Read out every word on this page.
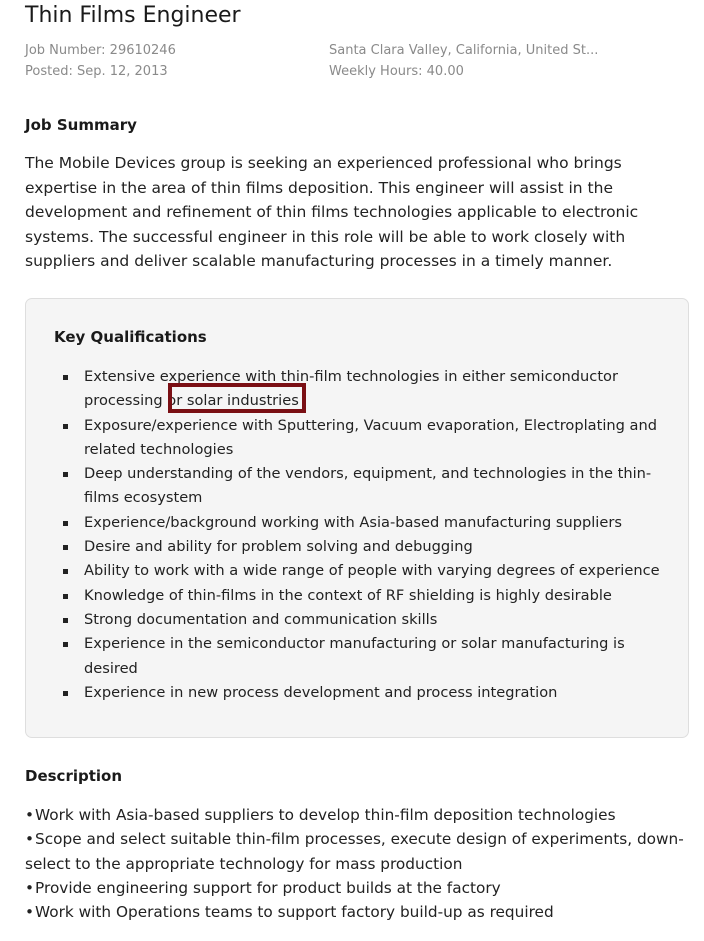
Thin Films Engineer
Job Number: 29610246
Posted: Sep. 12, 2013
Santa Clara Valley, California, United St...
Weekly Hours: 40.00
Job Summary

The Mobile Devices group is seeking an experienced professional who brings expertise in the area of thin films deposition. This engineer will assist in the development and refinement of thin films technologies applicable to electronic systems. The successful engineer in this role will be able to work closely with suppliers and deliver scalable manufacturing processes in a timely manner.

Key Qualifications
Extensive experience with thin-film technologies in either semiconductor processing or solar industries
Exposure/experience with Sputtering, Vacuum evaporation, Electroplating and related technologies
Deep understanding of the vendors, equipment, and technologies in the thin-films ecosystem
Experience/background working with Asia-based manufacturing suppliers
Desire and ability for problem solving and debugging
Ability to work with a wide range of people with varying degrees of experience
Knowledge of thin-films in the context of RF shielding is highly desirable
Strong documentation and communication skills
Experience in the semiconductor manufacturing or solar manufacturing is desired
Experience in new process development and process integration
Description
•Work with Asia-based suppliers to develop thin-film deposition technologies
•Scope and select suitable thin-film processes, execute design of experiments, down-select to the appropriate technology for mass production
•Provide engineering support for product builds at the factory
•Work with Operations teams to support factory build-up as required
===
--- EXERCISE AIM ---
Leave out the pictures and copy every record above exactly.

--- EXERCISE RESULT ---
Read out every word on this page.
Thin Films Engineer
Job Number: 29610246
Posted: Sep. 12, 2013
Santa Clara Valley, California, United St...
Weekly Hours: 40.00
Job Summary

The Mobile Devices group is seeking an experienced professional who brings expertise in the area of thin films deposition. This engineer will assist in the development and refinement of thin films technologies applicable to electronic systems. The successful engineer in this role will be able to work closely with suppliers and deliver scalable manufacturing processes in a timely manner.

Key Qualifications
Extensive experience with thin-film technologies in either semiconductor processing or solar industries
Exposure/experience with Sputtering, Vacuum evaporation, Electroplating and related technologies
Deep understanding of the vendors, equipment, and technologies in the thin-films ecosystem
Experience/background working with Asia-based manufacturing suppliers
Desire and ability for problem solving and debugging
Ability to work with a wide range of people with varying degrees of experience
Knowledge of thin-films in the context of RF shielding is highly desirable
Strong documentation and communication skills
Experience in the semiconductor manufacturing or solar manufacturing is desired
Experience in new process development and process integration
Description
•Work with Asia-based suppliers to develop thin-film deposition technologies
•Scope and select suitable thin-film processes, execute design of experiments, down-select to the appropriate technology for mass production
•Provide engineering support for product builds at the factory
•Work with Operations teams to support factory build-up as required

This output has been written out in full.